▶ _Working data_
........
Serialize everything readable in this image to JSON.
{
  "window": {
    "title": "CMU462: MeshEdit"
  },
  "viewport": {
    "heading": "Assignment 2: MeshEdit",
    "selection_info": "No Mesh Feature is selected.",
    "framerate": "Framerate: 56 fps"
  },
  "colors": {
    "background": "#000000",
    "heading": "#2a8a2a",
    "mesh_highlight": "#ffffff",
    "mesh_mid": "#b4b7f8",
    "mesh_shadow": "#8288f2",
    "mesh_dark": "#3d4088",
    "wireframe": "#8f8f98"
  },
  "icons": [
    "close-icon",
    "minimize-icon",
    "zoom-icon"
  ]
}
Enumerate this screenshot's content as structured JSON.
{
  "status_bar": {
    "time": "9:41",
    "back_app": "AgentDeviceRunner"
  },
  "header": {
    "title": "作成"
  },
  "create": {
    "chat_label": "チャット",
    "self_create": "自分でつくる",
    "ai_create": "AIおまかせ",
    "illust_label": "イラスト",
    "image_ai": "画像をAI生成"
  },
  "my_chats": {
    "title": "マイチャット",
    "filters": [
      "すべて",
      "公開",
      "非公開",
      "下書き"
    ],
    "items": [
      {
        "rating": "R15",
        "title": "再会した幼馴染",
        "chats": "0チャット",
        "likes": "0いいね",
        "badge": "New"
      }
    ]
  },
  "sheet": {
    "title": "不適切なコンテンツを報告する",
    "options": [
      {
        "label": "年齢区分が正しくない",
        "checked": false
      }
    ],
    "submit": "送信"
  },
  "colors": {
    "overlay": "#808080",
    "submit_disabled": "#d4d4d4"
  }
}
........
▶ _What is being asked_
Quote all of the entries verbatim.

▶ _Answer to the problem_
Serialize everything readable in this image to JSON.
{
  "window": {
    "title": "CMU462: MeshEdit"
  },
  "viewport": {
    "heading": "Assignment 2: MeshEdit",
    "selection_info": "No Mesh Feature is selected.",
    "framerate": "Framerate: 56 fps"
  },
  "colors": {
    "background": "#000000",
    "heading": "#2a8a2a",
    "mesh_highlight": "#ffffff",
    "mesh_mid": "#b4b7f8",
    "mesh_shadow": "#8288f2",
    "mesh_dark": "#3d4088",
    "wireframe": "#8f8f98"
  },
  "icons": [
    "close-icon",
    "minimize-icon",
    "zoom-icon"
  ]
}
Enumerate this screenshot's content as structured JSON.
{
  "status_bar": {
    "time": "9:41",
    "back_app": "AgentDeviceRunner"
  },
  "header": {
    "title": "作成"
  },
  "create": {
    "chat_label": "チャット",
    "self_create": "自分でつくる",
    "ai_create": "AIおまかせ",
    "illust_label": "イラスト",
    "image_ai": "画像をAI生成"
  },
  "my_chats": {
    "title": "マイチャット",
    "filters": [
      "すべて",
      "公開",
      "非公開",
      "下書き"
    ],
    "items": [
      {
        "rating": "R15",
        "title": "再会した幼馴染",
        "chats": "0チャット",
        "likes": "0いいね",
        "badge": "New"
      }
    ]
  },
  "sheet": {
    "title": "不適切なコンテンツを報告する",
    "options": [
      {
        "label": "年齢区分が正しくない",
        "checked": false
      }
    ],
    "submit": "送信"
  },
  "colors": {
    "overlay": "#808080",
    "submit_disabled": "#d4d4d4"
  }
}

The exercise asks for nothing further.